(TASK): Search the records below for the word "state" and show every line where it occurs.

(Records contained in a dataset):
────────────────────

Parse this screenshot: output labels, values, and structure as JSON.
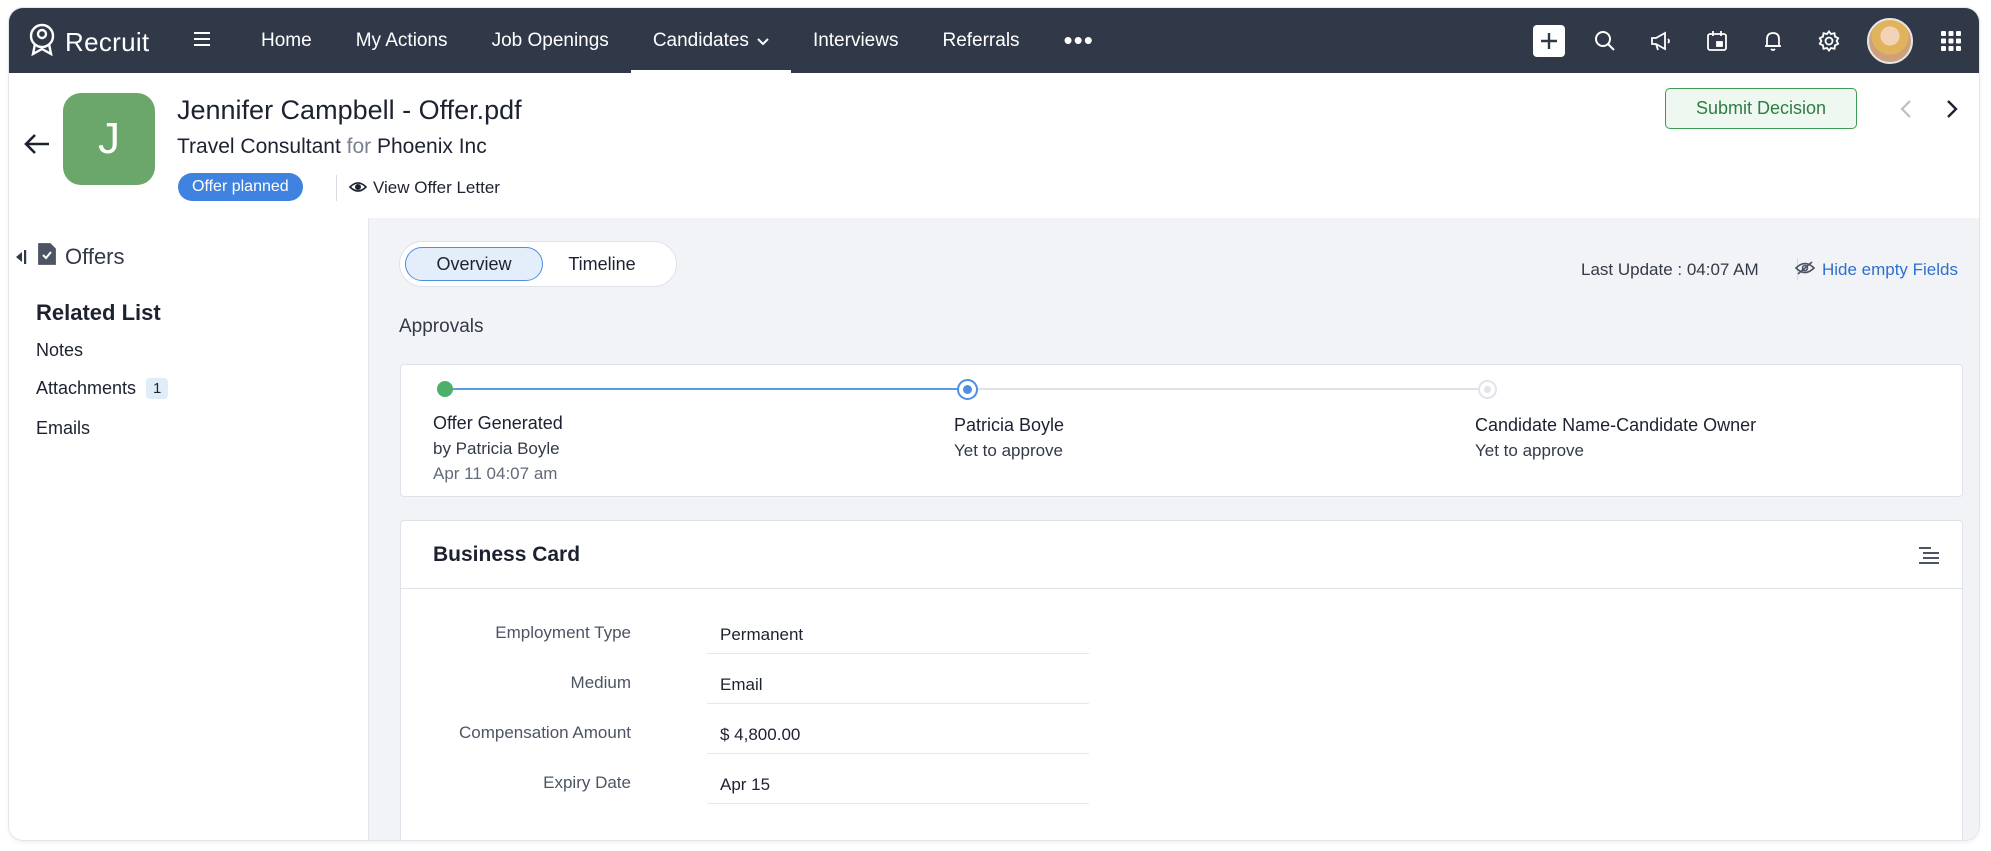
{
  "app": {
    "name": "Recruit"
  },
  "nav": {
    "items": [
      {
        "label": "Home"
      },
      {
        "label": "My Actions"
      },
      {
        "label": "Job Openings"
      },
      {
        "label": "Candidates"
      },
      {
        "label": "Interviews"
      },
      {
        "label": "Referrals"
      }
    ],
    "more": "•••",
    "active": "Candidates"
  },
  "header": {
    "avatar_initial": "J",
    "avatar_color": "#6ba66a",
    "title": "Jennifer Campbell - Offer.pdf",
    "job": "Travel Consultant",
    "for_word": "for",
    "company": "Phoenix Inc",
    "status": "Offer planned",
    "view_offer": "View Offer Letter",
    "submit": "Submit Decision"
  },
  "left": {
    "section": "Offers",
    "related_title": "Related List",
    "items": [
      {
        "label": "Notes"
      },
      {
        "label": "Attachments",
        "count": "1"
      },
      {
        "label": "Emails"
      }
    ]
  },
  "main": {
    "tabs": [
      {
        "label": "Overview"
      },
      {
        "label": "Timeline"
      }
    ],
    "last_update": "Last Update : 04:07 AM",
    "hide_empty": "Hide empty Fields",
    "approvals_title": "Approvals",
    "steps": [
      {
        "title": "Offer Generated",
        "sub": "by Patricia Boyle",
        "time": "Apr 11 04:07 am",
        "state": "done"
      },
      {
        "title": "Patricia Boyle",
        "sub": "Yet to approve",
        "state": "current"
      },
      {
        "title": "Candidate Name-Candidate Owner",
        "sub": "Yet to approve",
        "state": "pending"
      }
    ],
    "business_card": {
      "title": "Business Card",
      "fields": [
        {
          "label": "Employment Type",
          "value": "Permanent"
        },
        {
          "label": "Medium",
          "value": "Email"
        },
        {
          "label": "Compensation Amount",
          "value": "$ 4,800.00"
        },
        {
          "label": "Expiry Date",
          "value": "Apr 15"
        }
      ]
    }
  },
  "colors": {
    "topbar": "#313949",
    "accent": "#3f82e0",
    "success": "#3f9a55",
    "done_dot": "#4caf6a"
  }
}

────────────────────

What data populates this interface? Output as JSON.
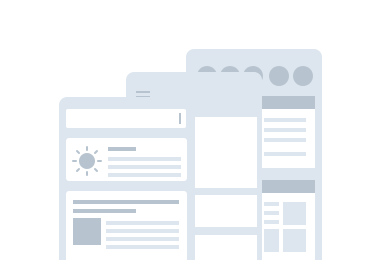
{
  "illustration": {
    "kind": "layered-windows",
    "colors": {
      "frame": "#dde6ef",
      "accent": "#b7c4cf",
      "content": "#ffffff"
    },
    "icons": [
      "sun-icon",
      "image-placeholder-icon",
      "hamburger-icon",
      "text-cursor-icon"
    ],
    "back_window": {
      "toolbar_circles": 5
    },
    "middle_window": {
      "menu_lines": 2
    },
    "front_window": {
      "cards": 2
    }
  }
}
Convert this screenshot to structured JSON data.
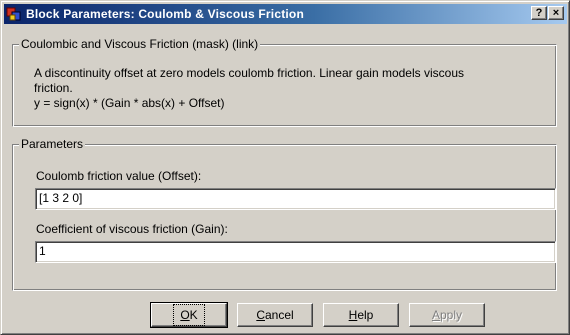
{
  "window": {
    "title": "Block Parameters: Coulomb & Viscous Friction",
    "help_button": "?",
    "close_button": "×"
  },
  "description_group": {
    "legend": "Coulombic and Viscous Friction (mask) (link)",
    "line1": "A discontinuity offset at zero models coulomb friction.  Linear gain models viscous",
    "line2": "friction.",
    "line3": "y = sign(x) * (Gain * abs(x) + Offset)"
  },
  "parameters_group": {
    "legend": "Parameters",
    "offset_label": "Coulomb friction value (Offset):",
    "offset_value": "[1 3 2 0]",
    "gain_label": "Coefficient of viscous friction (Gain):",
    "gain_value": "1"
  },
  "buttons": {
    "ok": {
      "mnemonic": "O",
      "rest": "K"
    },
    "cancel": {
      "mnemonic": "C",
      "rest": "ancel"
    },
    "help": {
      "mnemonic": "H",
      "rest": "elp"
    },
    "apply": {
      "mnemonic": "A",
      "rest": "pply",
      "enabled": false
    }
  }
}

────────────────────

(REPLY):
        "state": "done"
        "state": "current"
        "state": "pending"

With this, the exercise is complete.